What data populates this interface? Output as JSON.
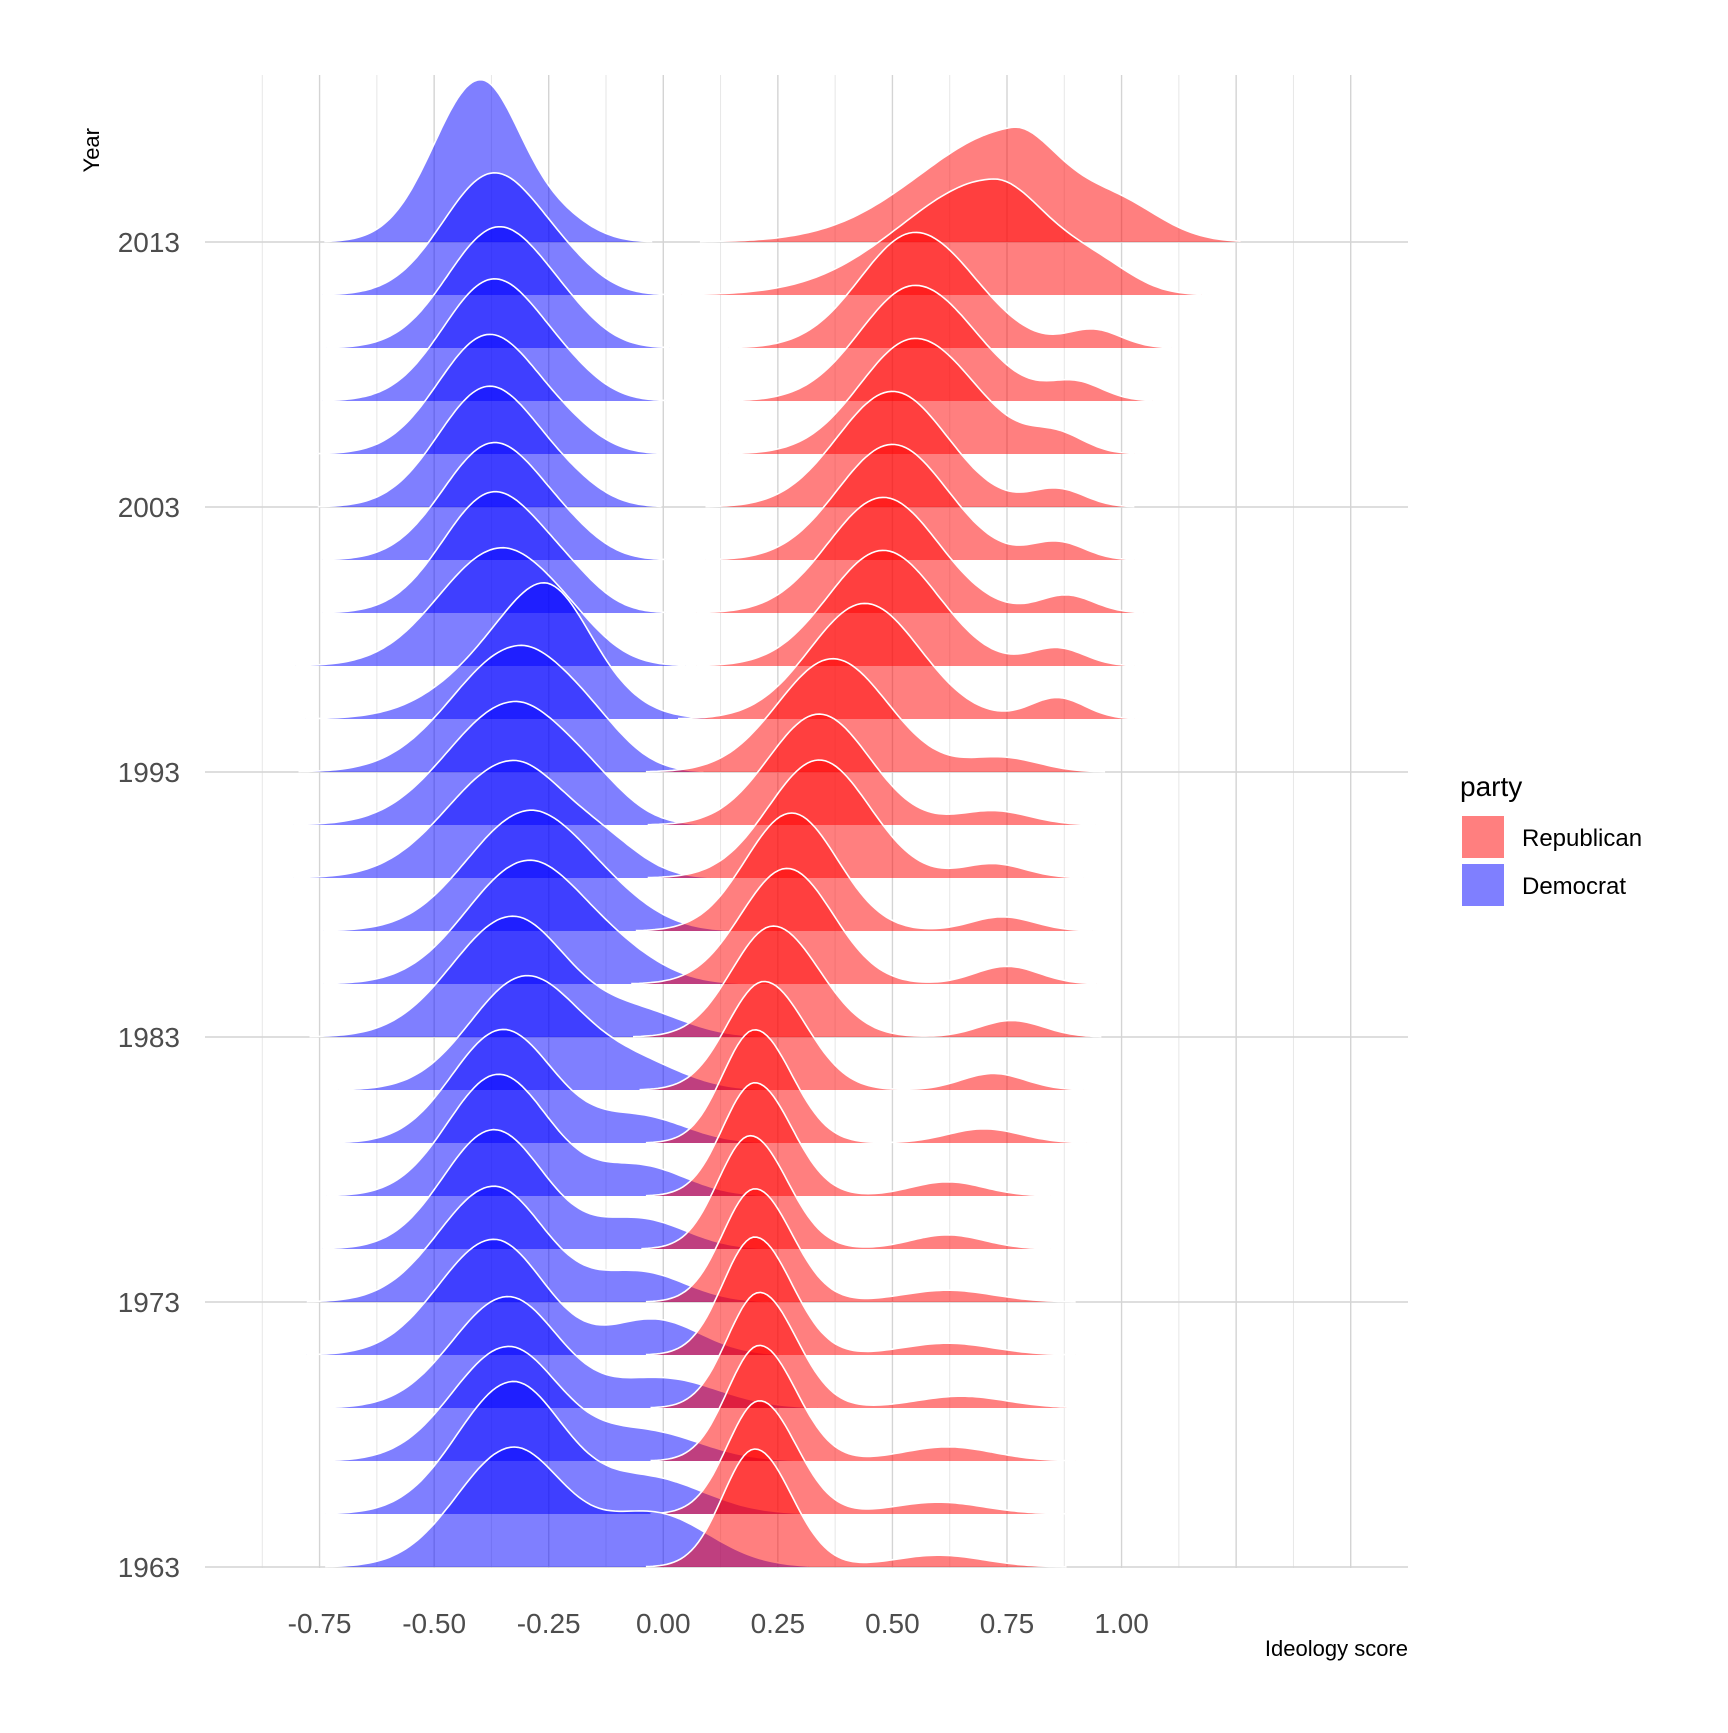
{
  "chart_data": {
    "type": "ridgeline",
    "xlabel": "Ideology score",
    "ylabel": "Year",
    "x_ticks": [
      -0.75,
      -0.5,
      -0.25,
      0.0,
      0.25,
      0.5,
      0.75,
      1.0
    ],
    "x_tick_labels": [
      "-0.75",
      "-0.50",
      "-0.25",
      "0.00",
      "0.25",
      "0.50",
      "0.75",
      "1.00"
    ],
    "xlim": [
      -1.0,
      1.625
    ],
    "y_ticks": [
      1963,
      1973,
      1983,
      1993,
      2003,
      2013
    ],
    "y_tick_labels": [
      "1963",
      "1973",
      "1983",
      "1993",
      "2003",
      "2013"
    ],
    "ylim": [
      1963,
      2013
    ],
    "years": [
      1963,
      1965,
      1967,
      1969,
      1971,
      1973,
      1975,
      1977,
      1979,
      1981,
      1983,
      1985,
      1987,
      1989,
      1991,
      1993,
      1995,
      1997,
      1999,
      2001,
      2003,
      2005,
      2007,
      2009,
      2011,
      2013
    ],
    "grid": true,
    "legend": {
      "title": "party",
      "position": "right",
      "entries": [
        {
          "label": "Republican",
          "color": "#FF0000"
        },
        {
          "label": "Democrat",
          "color": "#0000FF"
        }
      ]
    },
    "series": [
      {
        "name": "Democrat",
        "color": "#0000FF",
        "peak_mode": [
          -0.33,
          -0.33,
          -0.34,
          -0.34,
          -0.37,
          -0.37,
          -0.37,
          -0.36,
          -0.35,
          -0.3,
          -0.33,
          -0.3,
          -0.3,
          -0.33,
          -0.33,
          -0.32,
          -0.27,
          -0.36,
          -0.37,
          -0.37,
          -0.38,
          -0.38,
          -0.37,
          -0.36,
          -0.37,
          -0.4
        ],
        "peak_height": [
          1.0,
          1.11,
          0.96,
          0.94,
          0.98,
          0.98,
          1.01,
          1.03,
          0.96,
          0.96,
          1.02,
          1.02,
          0.98,
          0.99,
          1.03,
          1.05,
          0.86,
          0.98,
          1.02,
          0.99,
          1.02,
          1.01,
          1.03,
          1.02,
          1.03,
          1.37
        ],
        "spread_left": [
          0.12,
          0.12,
          0.12,
          0.12,
          0.12,
          0.12,
          0.11,
          0.11,
          0.11,
          0.12,
          0.13,
          0.13,
          0.13,
          0.14,
          0.14,
          0.14,
          0.15,
          0.13,
          0.11,
          0.11,
          0.11,
          0.11,
          0.11,
          0.11,
          0.11,
          0.1
        ],
        "spread_right": [
          0.11,
          0.11,
          0.11,
          0.11,
          0.11,
          0.11,
          0.11,
          0.11,
          0.11,
          0.12,
          0.12,
          0.12,
          0.12,
          0.12,
          0.12,
          0.12,
          0.12,
          0.12,
          0.11,
          0.11,
          0.11,
          0.11,
          0.11,
          0.11,
          0.11,
          0.09
        ],
        "tail_mode": [
          -0.02,
          -0.03,
          -0.04,
          0.0,
          -0.02,
          -0.05,
          -0.05,
          -0.05,
          -0.05,
          -0.05,
          -0.05,
          -0.1,
          -0.12,
          -0.12,
          -0.15,
          -0.15,
          -0.25,
          -0.2,
          -0.2,
          -0.2,
          -0.2,
          -0.2,
          -0.2,
          -0.2,
          -0.2,
          -0.22
        ],
        "tail_height": [
          0.45,
          0.3,
          0.25,
          0.25,
          0.3,
          0.25,
          0.25,
          0.25,
          0.22,
          0.2,
          0.2,
          0.2,
          0.2,
          0.2,
          0.2,
          0.2,
          0.3,
          0.15,
          0.15,
          0.1,
          0.1,
          0.1,
          0.1,
          0.1,
          0.1,
          0.15
        ],
        "tail_spread": [
          0.12,
          0.12,
          0.12,
          0.12,
          0.1,
          0.1,
          0.1,
          0.1,
          0.1,
          0.1,
          0.1,
          0.1,
          0.1,
          0.08,
          0.08,
          0.08,
          0.08,
          0.08,
          0.07,
          0.07,
          0.07,
          0.07,
          0.07,
          0.07,
          0.07,
          0.07
        ]
      },
      {
        "name": "Republican",
        "color": "#FF0000",
        "peak_mode": [
          0.2,
          0.21,
          0.21,
          0.21,
          0.2,
          0.2,
          0.19,
          0.2,
          0.2,
          0.22,
          0.24,
          0.27,
          0.28,
          0.34,
          0.34,
          0.37,
          0.44,
          0.48,
          0.48,
          0.5,
          0.5,
          0.55,
          0.55,
          0.55,
          0.72,
          0.76
        ],
        "peak_height": [
          1.0,
          0.96,
          0.98,
          0.98,
          1.0,
          0.96,
          0.96,
          0.96,
          0.96,
          0.92,
          0.94,
          0.98,
          1.0,
          1.0,
          0.94,
          0.96,
          0.98,
          0.98,
          0.98,
          0.98,
          0.98,
          0.98,
          0.98,
          0.98,
          0.98,
          0.94
        ],
        "spread_left": [
          0.07,
          0.07,
          0.07,
          0.07,
          0.07,
          0.07,
          0.07,
          0.07,
          0.07,
          0.08,
          0.09,
          0.1,
          0.1,
          0.11,
          0.11,
          0.12,
          0.12,
          0.12,
          0.12,
          0.12,
          0.12,
          0.12,
          0.12,
          0.12,
          0.2,
          0.2
        ],
        "spread_right": [
          0.08,
          0.08,
          0.08,
          0.08,
          0.08,
          0.08,
          0.08,
          0.08,
          0.08,
          0.09,
          0.1,
          0.1,
          0.1,
          0.11,
          0.11,
          0.12,
          0.12,
          0.12,
          0.12,
          0.12,
          0.12,
          0.13,
          0.13,
          0.13,
          0.12,
          0.1
        ],
        "tail_mode": [
          0.6,
          0.6,
          0.62,
          0.65,
          0.62,
          0.62,
          0.62,
          0.62,
          0.7,
          0.72,
          0.76,
          0.75,
          0.74,
          0.72,
          0.72,
          0.74,
          0.86,
          0.86,
          0.88,
          0.86,
          0.86,
          0.86,
          0.9,
          0.94,
          0.95,
          0.98
        ],
        "tail_height": [
          0.1,
          0.1,
          0.12,
          0.1,
          0.1,
          0.1,
          0.12,
          0.12,
          0.12,
          0.14,
          0.14,
          0.15,
          0.12,
          0.12,
          0.12,
          0.12,
          0.18,
          0.15,
          0.15,
          0.15,
          0.15,
          0.15,
          0.15,
          0.15,
          0.2,
          0.35
        ],
        "tail_spread": [
          0.1,
          0.1,
          0.1,
          0.1,
          0.1,
          0.1,
          0.08,
          0.08,
          0.08,
          0.07,
          0.07,
          0.07,
          0.07,
          0.07,
          0.08,
          0.08,
          0.06,
          0.06,
          0.06,
          0.06,
          0.06,
          0.06,
          0.06,
          0.06,
          0.08,
          0.1
        ]
      }
    ]
  }
}
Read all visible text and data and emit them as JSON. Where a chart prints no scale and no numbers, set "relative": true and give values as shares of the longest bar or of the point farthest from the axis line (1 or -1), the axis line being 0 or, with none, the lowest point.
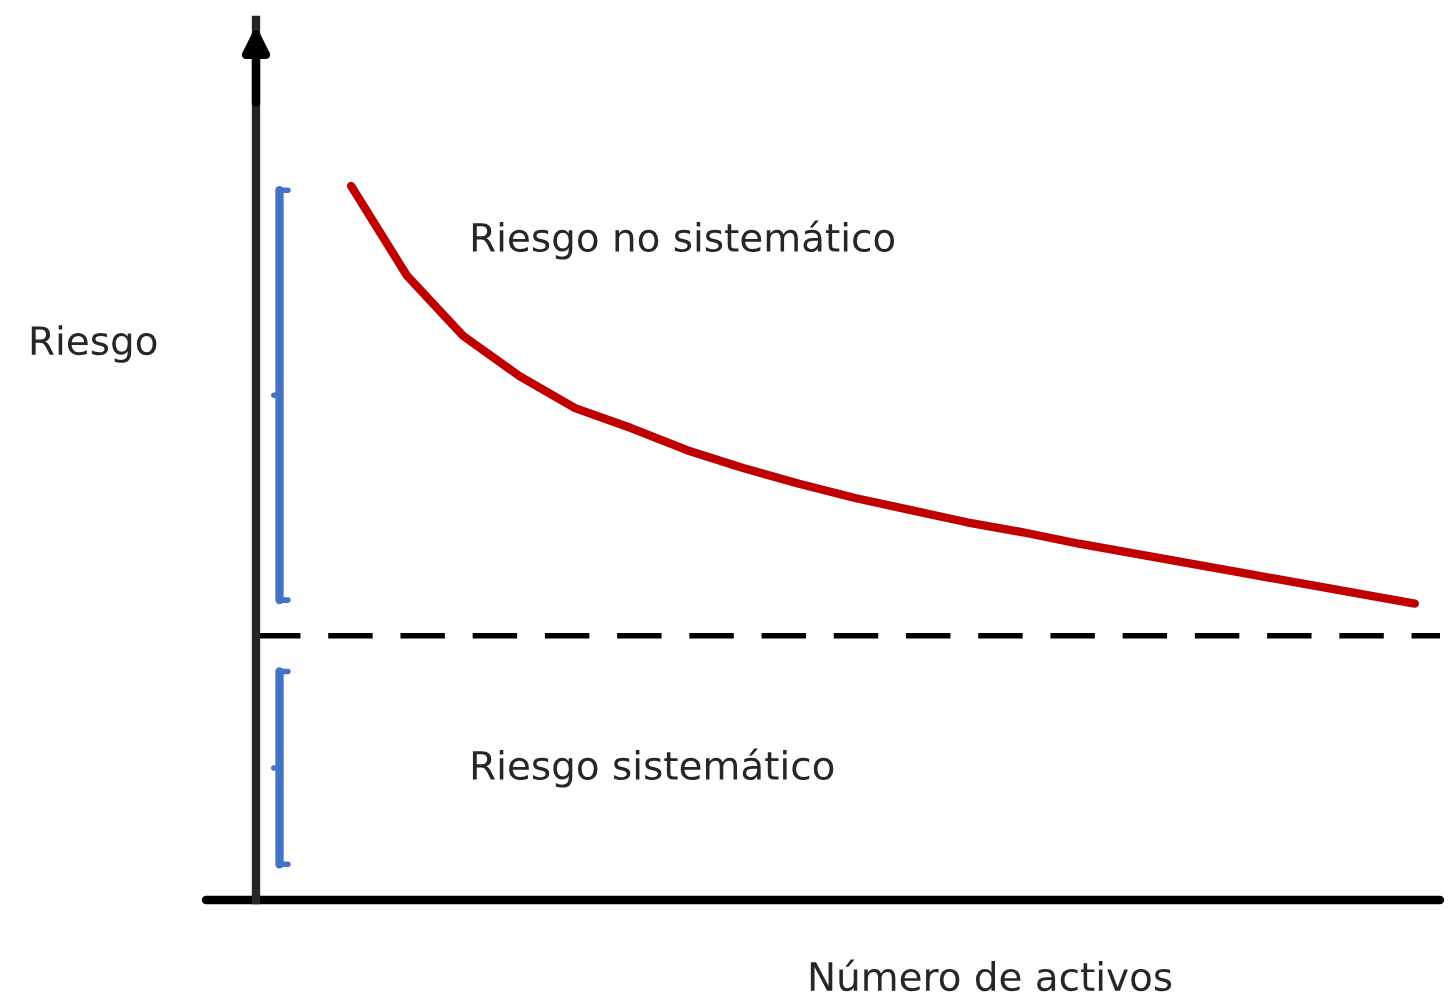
{
  "chart_data": {
    "type": "line",
    "relative": true,
    "xlabel": "Número de activos",
    "ylabel": "Riesgo",
    "categories": [
      null,
      null,
      null,
      null,
      null,
      null,
      null,
      null,
      null,
      null,
      null,
      null,
      null,
      null,
      null,
      null,
      null,
      null,
      null,
      null
    ],
    "series": [
      {
        "color": "#c00000",
        "values": [
          1.0,
          0.874,
          0.79,
          0.734,
          0.689,
          0.661,
          0.63,
          0.605,
          0.583,
          0.563,
          0.546,
          0.529,
          0.515,
          0.499,
          0.485,
          0.471,
          0.457,
          0.443,
          0.429,
          0.415
        ]
      }
    ],
    "ref_lines": [
      {
        "axis": "y",
        "value": 0.37,
        "color": "#000000",
        "line_style": "dashed"
      }
    ],
    "annotations": [
      "Riesgo no sistemático",
      "Riesgo sistemático"
    ],
    "marker": "none",
    "line_style": "solid",
    "legend": false
  }
}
───
TASK GOAL ▸
Find the word "axis" in the material, then list each line that holds it.

RESULT BELOW ▸
Read all visible text and data and emit them as JSON. Where a chart prints no scale and no numbers, set "relative": true and give values as shares of the longest bar or of the point farthest from the axis line (1 or -1), the axis line being 0 or, with none, the lowest point.
        "axis": "y",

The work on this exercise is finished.